Write every entry out again exactly, please, and skip the pictures.

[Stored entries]
****************************************

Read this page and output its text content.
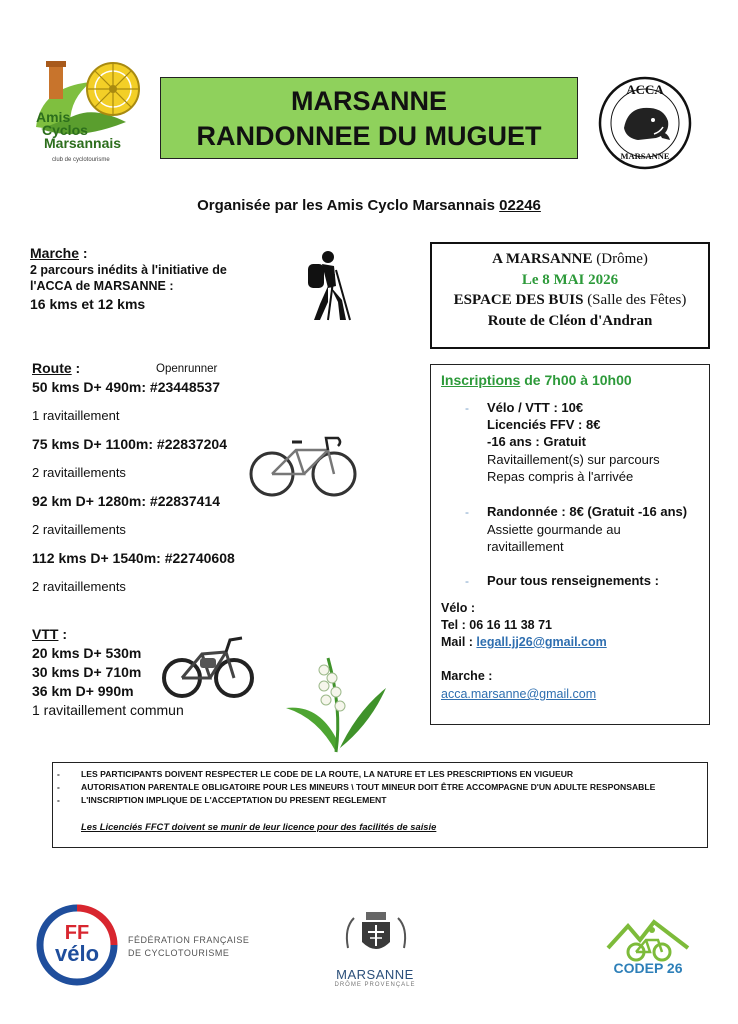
Amis
Cyclos
Marsannais
club de cyclotourisme
MARSANNE
RANDONNEE DU MUGUET
ACCA
MARSANNE
Organisée par les Amis Cyclo Marsannais 02246
Marche :
2 parcours inédits à l'initiative de
l'ACCA de MARSANNE :
16 kms et 12 kms
A MARSANNE (Drôme)
Le 8 MAI 2026
ESPACE DES BUIS (Salle des Fêtes)
Route de Cléon d'Andran
Route :	Openrunner
50 kms D+ 490m: #23448537
1 ravitaillement
75 kms D+ 1100m: #22837204
2 ravitaillements
92 km D+ 1280m: #22837414
2 ravitaillements
112 kms D+ 1540m: #22740608
2 ravitaillements
VTT :
20 kms D+ 530m
30 kms D+ 710m
36 km D+ 990m
1 ravitaillement commun
Inscriptions de 7h00 à 10h00
- Vélo / VTT : 10€
Licenciés FFV : 8€
-16 ans : Gratuit
Ravitaillement(s) sur parcours
Repas compris à l'arrivée
- Randonnée : 8€ (Gratuit -16 ans)
Assiette gourmande au
ravitaillement
- Pour tous renseignements :
Vélo :
Tel : 06 16 11 38 71
Mail : legall.jj26@gmail.com
Marche :
acca.marsanne@gmail.com
- LES PARTICIPANTS DOIVENT RESPECTER LE CODE DE LA ROUTE, LA NATURE ET LES PRESCRIPTIONS EN VIGUEUR
- AUTORISATION PARENTALE OBLIGATOIRE POUR LES MINEURS \ TOUT MINEUR DOIT ÊTRE ACCOMPAGNE D'UN ADULTE RESPONSABLE
- L'INSCRIPTION IMPLIQUE DE L'ACCEPTATION DU PRESENT REGLEMENT
Les Licenciés FFCT doivent se munir de leur licence pour des facilités de saisie
FF
vélo
FÉDÉRATION FRANÇAISE
DE CYCLOTOURISME
MARSANNE
DRÔME PROVENÇALE
CODEP 26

****************************************

• **RESULT BELOW**
Read this page and output its text content.
Amis
Cyclos
Marsannais
club de cyclotourisme
MARSANNE
RANDONNEE DU MUGUET
ACCA
MARSANNE
Organisée par les Amis Cyclo Marsannais 02246
Marche :
2 parcours inédits à l'initiative de
l'ACCA de MARSANNE :
16 kms et 12 kms
A MARSANNE (Drôme)
Le 8 MAI 2026
ESPACE DES BUIS (Salle des Fêtes)
Route de Cléon d'Andran
Route :	Openrunner
50 kms D+ 490m: #23448537
1 ravitaillement
75 kms D+ 1100m: #22837204
2 ravitaillements
92 km D+ 1280m: #22837414
2 ravitaillements
112 kms D+ 1540m: #22740608
2 ravitaillements
VTT :
20 kms D+ 530m
30 kms D+ 710m
36 km D+ 990m
1 ravitaillement commun
Inscriptions de 7h00 à 10h00
- Vélo / VTT : 10€
Licenciés FFV : 8€
-16 ans : Gratuit
Ravitaillement(s) sur parcours
Repas compris à l'arrivée
- Randonnée : 8€ (Gratuit -16 ans)
Assiette gourmande au
ravitaillement
- Pour tous renseignements :
Vélo :
Tel : 06 16 11 38 71
Mail : legall.jj26@gmail.com
Marche :
acca.marsanne@gmail.com
- LES PARTICIPANTS DOIVENT RESPECTER LE CODE DE LA ROUTE, LA NATURE ET LES PRESCRIPTIONS EN VIGUEUR
- AUTORISATION PARENTALE OBLIGATOIRE POUR LES MINEURS \ TOUT MINEUR DOIT ÊTRE ACCOMPAGNE D'UN ADULTE RESPONSABLE
- L'INSCRIPTION IMPLIQUE DE L'ACCEPTATION DU PRESENT REGLEMENT
Les Licenciés FFCT doivent se munir de leur licence pour des facilités de saisie
FF
vélo
FÉDÉRATION FRANÇAISE
DE CYCLOTOURISME
MARSANNE
DRÔME PROVENÇALE
CODEP 26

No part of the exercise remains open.